Dataset records:
:::::

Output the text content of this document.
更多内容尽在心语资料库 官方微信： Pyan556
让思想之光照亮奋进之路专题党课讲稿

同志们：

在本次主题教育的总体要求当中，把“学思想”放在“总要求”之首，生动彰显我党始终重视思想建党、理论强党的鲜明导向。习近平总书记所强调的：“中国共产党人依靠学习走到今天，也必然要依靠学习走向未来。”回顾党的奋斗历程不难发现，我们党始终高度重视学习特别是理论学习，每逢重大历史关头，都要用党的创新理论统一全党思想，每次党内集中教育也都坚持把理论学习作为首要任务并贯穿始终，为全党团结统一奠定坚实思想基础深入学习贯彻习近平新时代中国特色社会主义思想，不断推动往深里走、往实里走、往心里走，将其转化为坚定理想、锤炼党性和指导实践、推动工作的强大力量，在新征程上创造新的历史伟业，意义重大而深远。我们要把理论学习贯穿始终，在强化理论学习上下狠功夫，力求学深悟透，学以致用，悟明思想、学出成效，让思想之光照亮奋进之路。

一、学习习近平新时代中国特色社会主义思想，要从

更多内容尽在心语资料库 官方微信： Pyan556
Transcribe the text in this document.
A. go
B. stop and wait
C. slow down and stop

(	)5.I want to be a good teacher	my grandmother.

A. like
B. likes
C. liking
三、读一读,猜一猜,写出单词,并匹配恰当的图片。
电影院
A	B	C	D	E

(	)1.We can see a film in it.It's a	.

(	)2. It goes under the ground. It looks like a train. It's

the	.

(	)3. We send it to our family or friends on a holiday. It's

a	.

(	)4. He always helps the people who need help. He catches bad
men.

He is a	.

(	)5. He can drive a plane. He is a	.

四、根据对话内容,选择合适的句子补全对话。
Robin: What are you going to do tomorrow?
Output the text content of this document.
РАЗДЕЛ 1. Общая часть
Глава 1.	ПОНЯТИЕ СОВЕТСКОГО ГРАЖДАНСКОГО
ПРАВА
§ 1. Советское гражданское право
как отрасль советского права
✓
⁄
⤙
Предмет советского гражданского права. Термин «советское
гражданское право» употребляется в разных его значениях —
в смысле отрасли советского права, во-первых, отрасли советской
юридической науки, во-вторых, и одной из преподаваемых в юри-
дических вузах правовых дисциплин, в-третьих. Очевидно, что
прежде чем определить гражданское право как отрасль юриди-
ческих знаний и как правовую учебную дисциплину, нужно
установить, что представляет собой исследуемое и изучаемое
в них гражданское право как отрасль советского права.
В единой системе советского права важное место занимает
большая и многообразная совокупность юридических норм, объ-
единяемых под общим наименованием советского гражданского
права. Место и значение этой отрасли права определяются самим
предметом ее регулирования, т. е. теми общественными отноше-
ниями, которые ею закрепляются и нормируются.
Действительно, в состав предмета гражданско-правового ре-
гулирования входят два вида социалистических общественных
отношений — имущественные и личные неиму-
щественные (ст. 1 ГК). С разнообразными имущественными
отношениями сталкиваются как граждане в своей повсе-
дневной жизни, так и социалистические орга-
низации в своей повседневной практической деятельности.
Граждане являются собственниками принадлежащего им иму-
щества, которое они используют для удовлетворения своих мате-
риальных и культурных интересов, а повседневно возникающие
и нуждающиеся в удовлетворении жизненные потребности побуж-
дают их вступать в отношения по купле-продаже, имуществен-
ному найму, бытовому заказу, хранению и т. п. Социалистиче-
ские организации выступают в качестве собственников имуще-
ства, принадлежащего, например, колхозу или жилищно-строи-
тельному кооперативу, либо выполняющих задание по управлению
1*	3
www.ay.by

:::::

TASK DETAILS: Retype the data in full and match it exactly.

WRITTEN RESPONSE:
Output the text content of this document.
更多内容尽在心语资料库 官方微信： Pyan556
让思想之光照亮奋进之路专题党课讲稿

同志们：

在本次主题教育的总体要求当中，把“学思想”放在“总要求”之首，生动彰显我党始终重视思想建党、理论强党的鲜明导向。习近平总书记所强调的：“中国共产党人依靠学习走到今天，也必然要依靠学习走向未来。”回顾党的奋斗历程不难发现，我们党始终高度重视学习特别是理论学习，每逢重大历史关头，都要用党的创新理论统一全党思想，每次党内集中教育也都坚持把理论学习作为首要任务并贯穿始终，为全党团结统一奠定坚实思想基础深入学习贯彻习近平新时代中国特色社会主义思想，不断推动往深里走、往实里走、往心里走，将其转化为坚定理想、锤炼党性和指导实践、推动工作的强大力量，在新征程上创造新的历史伟业，意义重大而深远。我们要把理论学习贯穿始终，在强化理论学习上下狠功夫，力求学深悟透，学以致用，悟明思想、学出成效，让思想之光照亮奋进之路。

一、学习习近平新时代中国特色社会主义思想，要从

更多内容尽在心语资料库 官方微信： Pyan556
Transcribe the text in this document.
A. go
B. stop and wait
C. slow down and stop

(	)5.I want to be a good teacher	my grandmother.

A. like
B. likes
C. liking
三、读一读,猜一猜,写出单词,并匹配恰当的图片。
电影院
A	B	C	D	E

(	)1.We can see a film in it.It's a	.

(	)2. It goes under the ground. It looks like a train. It's

the	.

(	)3. We send it to our family or friends on a holiday. It's

a	.

(	)4. He always helps the people who need help. He catches bad
men.

He is a	.

(	)5. He can drive a plane. He is a	.

四、根据对话内容,选择合适的句子补全对话。
Robin: What are you going to do tomorrow?
Output the text content of this document.
РАЗДЕЛ 1. Общая часть
Глава 1.	ПОНЯТИЕ СОВЕТСКОГО ГРАЖДАНСКОГО
ПРАВА
§ 1. Советское гражданское право
как отрасль советского права
✓
⁄
⤙
Предмет советского гражданского права. Термин «советское
гражданское право» употребляется в разных его значениях —
в смысле отрасли советского права, во-первых, отрасли советской
юридической науки, во-вторых, и одной из преподаваемых в юри-
дических вузах правовых дисциплин, в-третьих. Очевидно, что
прежде чем определить гражданское право как отрасль юриди-
ческих знаний и как правовую учебную дисциплину, нужно
установить, что представляет собой исследуемое и изучаемое
в них гражданское право как отрасль советского права.
В единой системе советского права важное место занимает
большая и многообразная совокупность юридических норм, объ-
единяемых под общим наименованием советского гражданского
права. Место и значение этой отрасли права определяются самим
предметом ее регулирования, т. е. теми общественными отноше-
ниями, которые ею закрепляются и нормируются.
Действительно, в состав предмета гражданско-правового ре-
гулирования входят два вида социалистических общественных
отношений — имущественные и личные неиму-
щественные (ст. 1 ГК). С разнообразными имущественными
отношениями сталкиваются как граждане в своей повсе-
дневной жизни, так и социалистические орга-
низации в своей повседневной практической деятельности.
Граждане являются собственниками принадлежащего им иму-
щества, которое они используют для удовлетворения своих мате-
риальных и культурных интересов, а повседневно возникающие
и нуждающиеся в удовлетворении жизненные потребности побуж-
дают их вступать в отношения по купле-продаже, имуществен-
ному найму, бытовому заказу, хранению и т. п. Социалистиче-
ские организации выступают в качестве собственников имуще-
ства, принадлежащего, например, колхозу или жилищно-строи-
тельному кооперативу, либо выполняющих задание по управлению
1*	3
www.ay.by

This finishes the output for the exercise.